* [Instruction]:
Reproduce each line of the material exactly, minus any picture.

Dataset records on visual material
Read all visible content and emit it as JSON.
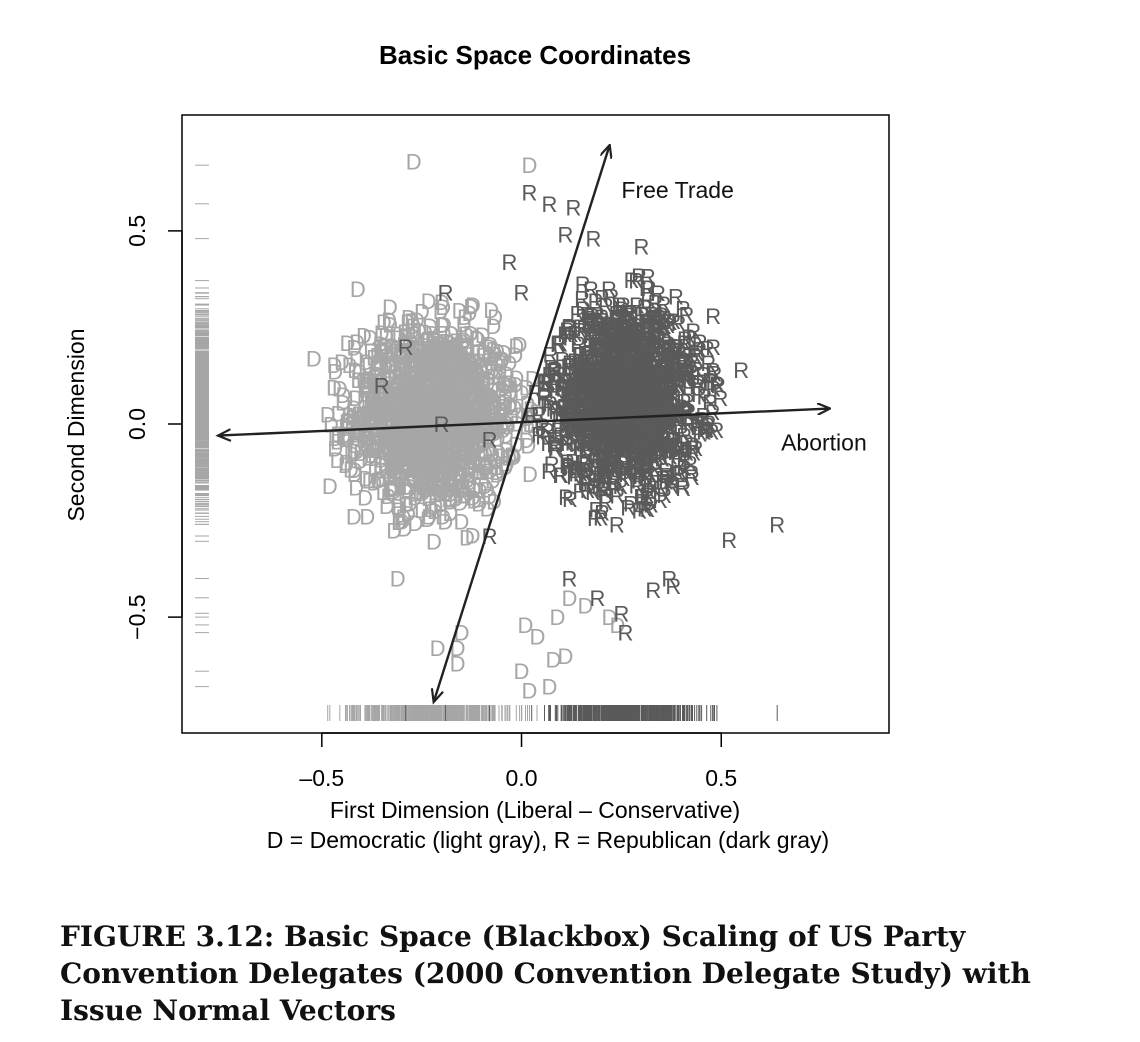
{
  "caption": "FIGURE 3.12: Basic Space (Blackbox) Scaling of US Party Convention Delegates (2000 Convention Delegate Study) with Issue Normal Vectors",
  "chart_data": {
    "type": "scatter",
    "title": "Basic Space Coordinates",
    "xlabel": "First Dimension (Liberal – Conservative)",
    "xlabel_note": "D = Democratic (light gray), R = Republican (dark gray)",
    "ylabel": "Second Dimension",
    "xlim": [
      -0.85,
      0.92
    ],
    "ylim": [
      -0.8,
      0.8
    ],
    "x_ticks": [
      -0.5,
      0.0,
      0.5
    ],
    "x_tick_labels": [
      "–0.5",
      "0.0",
      "0.5"
    ],
    "y_ticks": [
      -0.5,
      0.0,
      0.5
    ],
    "y_tick_labels": [
      "−0.5",
      "0.0",
      "0.5"
    ],
    "grid": false,
    "rug": {
      "x_axis": true,
      "y_axis": true
    },
    "series": [
      {
        "name": "D",
        "color": "#a6a6a6",
        "glyph": "D",
        "cloud": {
          "center": [
            -0.22,
            0.02
          ],
          "spread": [
            0.17,
            0.19
          ],
          "count": 1400
        },
        "outliers": [
          [
            -0.27,
            0.68
          ],
          [
            0.02,
            0.67
          ],
          [
            -0.41,
            0.35
          ],
          [
            -0.52,
            0.17
          ],
          [
            -0.48,
            -0.16
          ],
          [
            -0.42,
            -0.24
          ],
          [
            -0.31,
            -0.4
          ],
          [
            -0.15,
            -0.54
          ],
          [
            -0.16,
            -0.58
          ],
          [
            -0.21,
            -0.58
          ],
          [
            0.12,
            -0.45
          ],
          [
            0.09,
            -0.5
          ],
          [
            0.16,
            -0.47
          ],
          [
            0.01,
            -0.52
          ],
          [
            0.04,
            -0.55
          ],
          [
            -0.16,
            -0.62
          ],
          [
            0.0,
            -0.64
          ],
          [
            0.08,
            -0.61
          ],
          [
            0.11,
            -0.6
          ],
          [
            0.22,
            -0.5
          ],
          [
            0.24,
            -0.52
          ],
          [
            0.02,
            -0.69
          ],
          [
            0.07,
            -0.68
          ]
        ]
      },
      {
        "name": "R",
        "color": "#5a5a5a",
        "glyph": "R",
        "cloud": {
          "center": [
            0.26,
            0.07
          ],
          "spread": [
            0.15,
            0.19
          ],
          "count": 1400
        },
        "outliers": [
          [
            0.02,
            0.6
          ],
          [
            0.07,
            0.57
          ],
          [
            0.13,
            0.56
          ],
          [
            0.11,
            0.49
          ],
          [
            0.18,
            0.48
          ],
          [
            0.3,
            0.46
          ],
          [
            0.48,
            0.28
          ],
          [
            0.48,
            0.2
          ],
          [
            0.55,
            0.14
          ],
          [
            -0.35,
            0.1
          ],
          [
            -0.29,
            0.2
          ],
          [
            -0.03,
            0.42
          ],
          [
            0.0,
            0.34
          ],
          [
            -0.19,
            0.34
          ],
          [
            -0.2,
            0.0
          ],
          [
            -0.08,
            -0.04
          ],
          [
            -0.08,
            -0.29
          ],
          [
            0.12,
            -0.4
          ],
          [
            0.19,
            -0.45
          ],
          [
            0.25,
            -0.49
          ],
          [
            0.26,
            -0.54
          ],
          [
            0.33,
            -0.43
          ],
          [
            0.37,
            -0.4
          ],
          [
            0.38,
            -0.42
          ],
          [
            0.52,
            -0.3
          ],
          [
            0.64,
            -0.26
          ]
        ]
      }
    ],
    "vectors": [
      {
        "label": "Free Trade",
        "from": [
          -0.22,
          -0.72
        ],
        "to": [
          0.22,
          0.72
        ]
      },
      {
        "label": "Abortion",
        "from": [
          -0.76,
          -0.03
        ],
        "to": [
          0.77,
          0.04
        ]
      }
    ]
  }
}
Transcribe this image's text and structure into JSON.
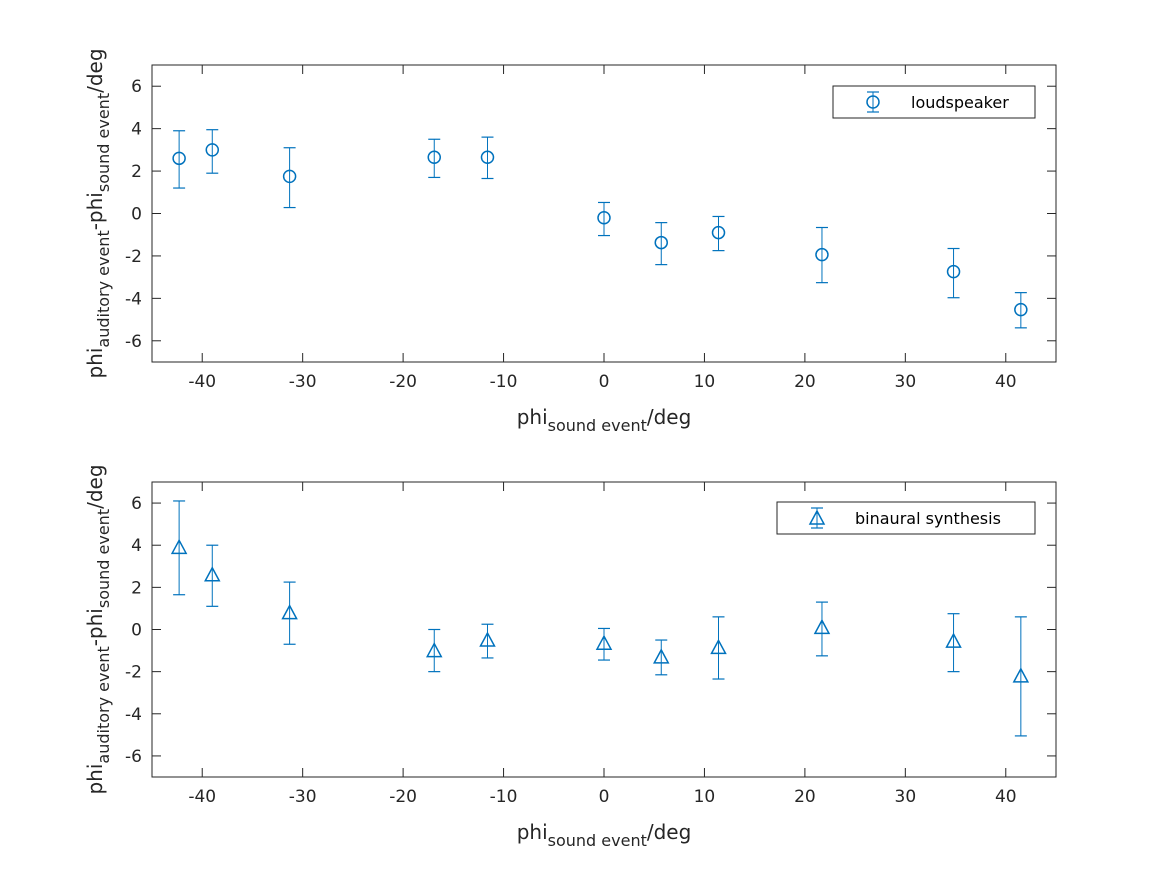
{
  "chart_data": [
    {
      "type": "scatter",
      "error_bars": true,
      "marker": "circle",
      "color": "#0072BD",
      "xlim": [
        -45,
        45
      ],
      "ylim": [
        -7,
        7
      ],
      "xticks": [
        -40,
        -30,
        -20,
        -10,
        0,
        10,
        20,
        30,
        40
      ],
      "yticks": [
        -6,
        -4,
        -2,
        0,
        2,
        4,
        6
      ],
      "grid": false,
      "legend_position": "top-right",
      "xlabel": {
        "main": "phi",
        "sub": "sound event",
        "suffix": "/deg"
      },
      "ylabel": {
        "main": "phi",
        "sub": "auditory event",
        "mid": "-phi",
        "sub2": "sound event",
        "suffix": "/deg"
      },
      "series": [
        {
          "name": "loudspeaker",
          "x": [
            -42.3,
            -39.0,
            -31.3,
            -16.9,
            -11.6,
            0,
            5.7,
            11.4,
            21.7,
            34.8,
            41.5
          ],
          "y": [
            2.6,
            3.0,
            1.75,
            2.65,
            2.65,
            -0.2,
            -1.37,
            -0.9,
            -1.94,
            -2.74,
            -4.53
          ],
          "upper": [
            3.9,
            3.95,
            3.1,
            3.5,
            3.6,
            0.52,
            -0.43,
            -0.14,
            -0.66,
            -1.65,
            -3.73
          ],
          "lower": [
            1.2,
            1.9,
            0.28,
            1.7,
            1.65,
            -1.04,
            -2.41,
            -1.75,
            -3.26,
            -3.97,
            -5.39
          ]
        }
      ]
    },
    {
      "type": "scatter",
      "error_bars": true,
      "marker": "triangle",
      "color": "#0072BD",
      "xlim": [
        -45,
        45
      ],
      "ylim": [
        -7,
        7
      ],
      "xticks": [
        -40,
        -30,
        -20,
        -10,
        0,
        10,
        20,
        30,
        40
      ],
      "yticks": [
        -6,
        -4,
        -2,
        0,
        2,
        4,
        6
      ],
      "grid": false,
      "legend_position": "top-right",
      "xlabel": {
        "main": "phi",
        "sub": "sound event",
        "suffix": "/deg"
      },
      "ylabel": {
        "main": "phi",
        "sub": "auditory event",
        "mid": "-phi",
        "sub2": "sound event",
        "suffix": "/deg"
      },
      "series": [
        {
          "name": "binaural synthesis",
          "x": [
            -42.3,
            -39.0,
            -31.3,
            -16.9,
            -11.6,
            0,
            5.7,
            11.4,
            21.7,
            34.8,
            41.5
          ],
          "y": [
            3.9,
            2.6,
            0.8,
            -1.0,
            -0.5,
            -0.65,
            -1.3,
            -0.85,
            0.1,
            -0.55,
            -2.2
          ],
          "upper": [
            6.1,
            4.0,
            2.25,
            0.0,
            0.25,
            0.05,
            -0.5,
            0.6,
            1.3,
            0.75,
            0.6
          ],
          "lower": [
            1.65,
            1.1,
            -0.7,
            -2.0,
            -1.35,
            -1.45,
            -2.15,
            -2.35,
            -1.25,
            -2.0,
            -5.05
          ]
        }
      ]
    }
  ]
}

* [Finished exercise]:
Read all visible content and emit it as JSON.
{
  "caption": "FIGURE 3.12: Basic Space (Blackbox) Scaling of US Party Convention Delegates (2000 Convention Delegate Study) with Issue Normal Vectors",
  "chart_data": {
    "type": "scatter",
    "title": "Basic Space Coordinates",
    "xlabel": "First Dimension (Liberal – Conservative)",
    "xlabel_note": "D = Democratic (light gray), R = Republican (dark gray)",
    "ylabel": "Second Dimension",
    "xlim": [
      -0.85,
      0.92
    ],
    "ylim": [
      -0.8,
      0.8
    ],
    "x_ticks": [
      -0.5,
      0.0,
      0.5
    ],
    "x_tick_labels": [
      "–0.5",
      "0.0",
      "0.5"
    ],
    "y_ticks": [
      -0.5,
      0.0,
      0.5
    ],
    "y_tick_labels": [
      "−0.5",
      "0.0",
      "0.5"
    ],
    "grid": false,
    "rug": {
      "x_axis": true,
      "y_axis": true
    },
    "series": [
      {
        "name": "D",
        "color": "#a6a6a6",
        "glyph": "D",
        "cloud": {
          "center": [
            -0.22,
            0.02
          ],
          "spread": [
            0.17,
            0.19
          ],
          "count": 1400
        },
        "outliers": [
          [
            -0.27,
            0.68
          ],
          [
            0.02,
            0.67
          ],
          [
            -0.41,
            0.35
          ],
          [
            -0.52,
            0.17
          ],
          [
            -0.48,
            -0.16
          ],
          [
            -0.42,
            -0.24
          ],
          [
            -0.31,
            -0.4
          ],
          [
            -0.15,
            -0.54
          ],
          [
            -0.16,
            -0.58
          ],
          [
            -0.21,
            -0.58
          ],
          [
            0.12,
            -0.45
          ],
          [
            0.09,
            -0.5
          ],
          [
            0.16,
            -0.47
          ],
          [
            0.01,
            -0.52
          ],
          [
            0.04,
            -0.55
          ],
          [
            -0.16,
            -0.62
          ],
          [
            0.0,
            -0.64
          ],
          [
            0.08,
            -0.61
          ],
          [
            0.11,
            -0.6
          ],
          [
            0.22,
            -0.5
          ],
          [
            0.24,
            -0.52
          ],
          [
            0.02,
            -0.69
          ],
          [
            0.07,
            -0.68
          ]
        ]
      },
      {
        "name": "R",
        "color": "#5a5a5a",
        "glyph": "R",
        "cloud": {
          "center": [
            0.26,
            0.07
          ],
          "spread": [
            0.15,
            0.19
          ],
          "count": 1400
        },
        "outliers": [
          [
            0.02,
            0.6
          ],
          [
            0.07,
            0.57
          ],
          [
            0.13,
            0.56
          ],
          [
            0.11,
            0.49
          ],
          [
            0.18,
            0.48
          ],
          [
            0.3,
            0.46
          ],
          [
            0.48,
            0.28
          ],
          [
            0.48,
            0.2
          ],
          [
            0.55,
            0.14
          ],
          [
            -0.35,
            0.1
          ],
          [
            -0.29,
            0.2
          ],
          [
            -0.03,
            0.42
          ],
          [
            0.0,
            0.34
          ],
          [
            -0.19,
            0.34
          ],
          [
            -0.2,
            0.0
          ],
          [
            -0.08,
            -0.04
          ],
          [
            -0.08,
            -0.29
          ],
          [
            0.12,
            -0.4
          ],
          [
            0.19,
            -0.45
          ],
          [
            0.25,
            -0.49
          ],
          [
            0.26,
            -0.54
          ],
          [
            0.33,
            -0.43
          ],
          [
            0.37,
            -0.4
          ],
          [
            0.38,
            -0.42
          ],
          [
            0.52,
            -0.3
          ],
          [
            0.64,
            -0.26
          ]
        ]
      }
    ],
    "vectors": [
      {
        "label": "Free Trade",
        "from": [
          -0.22,
          -0.72
        ],
        "to": [
          0.22,
          0.72
        ]
      },
      {
        "label": "Abortion",
        "from": [
          -0.76,
          -0.03
        ],
        "to": [
          0.77,
          0.04
        ]
      }
    ]
  }
}
Transcribe this image's text and structure into JSON.
{
  "chart_data": [
    {
      "type": "scatter",
      "error_bars": true,
      "marker": "circle",
      "color": "#0072BD",
      "xlim": [
        -45,
        45
      ],
      "ylim": [
        -7,
        7
      ],
      "xticks": [
        -40,
        -30,
        -20,
        -10,
        0,
        10,
        20,
        30,
        40
      ],
      "yticks": [
        -6,
        -4,
        -2,
        0,
        2,
        4,
        6
      ],
      "grid": false,
      "legend_position": "top-right",
      "xlabel": {
        "main": "phi",
        "sub": "sound event",
        "suffix": "/deg"
      },
      "ylabel": {
        "main": "phi",
        "sub": "auditory event",
        "mid": "-phi",
        "sub2": "sound event",
        "suffix": "/deg"
      },
      "series": [
        {
          "name": "loudspeaker",
          "x": [
            -42.3,
            -39.0,
            -31.3,
            -16.9,
            -11.6,
            0,
            5.7,
            11.4,
            21.7,
            34.8,
            41.5
          ],
          "y": [
            2.6,
            3.0,
            1.75,
            2.65,
            2.65,
            -0.2,
            -1.37,
            -0.9,
            -1.94,
            -2.74,
            -4.53
          ],
          "upper": [
            3.9,
            3.95,
            3.1,
            3.5,
            3.6,
            0.52,
            -0.43,
            -0.14,
            -0.66,
            -1.65,
            -3.73
          ],
          "lower": [
            1.2,
            1.9,
            0.28,
            1.7,
            1.65,
            -1.04,
            -2.41,
            -1.75,
            -3.26,
            -3.97,
            -5.39
          ]
        }
      ]
    },
    {
      "type": "scatter",
      "error_bars": true,
      "marker": "triangle",
      "color": "#0072BD",
      "xlim": [
        -45,
        45
      ],
      "ylim": [
        -7,
        7
      ],
      "xticks": [
        -40,
        -30,
        -20,
        -10,
        0,
        10,
        20,
        30,
        40
      ],
      "yticks": [
        -6,
        -4,
        -2,
        0,
        2,
        4,
        6
      ],
      "grid": false,
      "legend_position": "top-right",
      "xlabel": {
        "main": "phi",
        "sub": "sound event",
        "suffix": "/deg"
      },
      "ylabel": {
        "main": "phi",
        "sub": "auditory event",
        "mid": "-phi",
        "sub2": "sound event",
        "suffix": "/deg"
      },
      "series": [
        {
          "name": "binaural synthesis",
          "x": [
            -42.3,
            -39.0,
            -31.3,
            -16.9,
            -11.6,
            0,
            5.7,
            11.4,
            21.7,
            34.8,
            41.5
          ],
          "y": [
            3.9,
            2.6,
            0.8,
            -1.0,
            -0.5,
            -0.65,
            -1.3,
            -0.85,
            0.1,
            -0.55,
            -2.2
          ],
          "upper": [
            6.1,
            4.0,
            2.25,
            0.0,
            0.25,
            0.05,
            -0.5,
            0.6,
            1.3,
            0.75,
            0.6
          ],
          "lower": [
            1.65,
            1.1,
            -0.7,
            -2.0,
            -1.35,
            -1.45,
            -2.15,
            -2.35,
            -1.25,
            -2.0,
            -5.05
          ]
        }
      ]
    }
  ]
}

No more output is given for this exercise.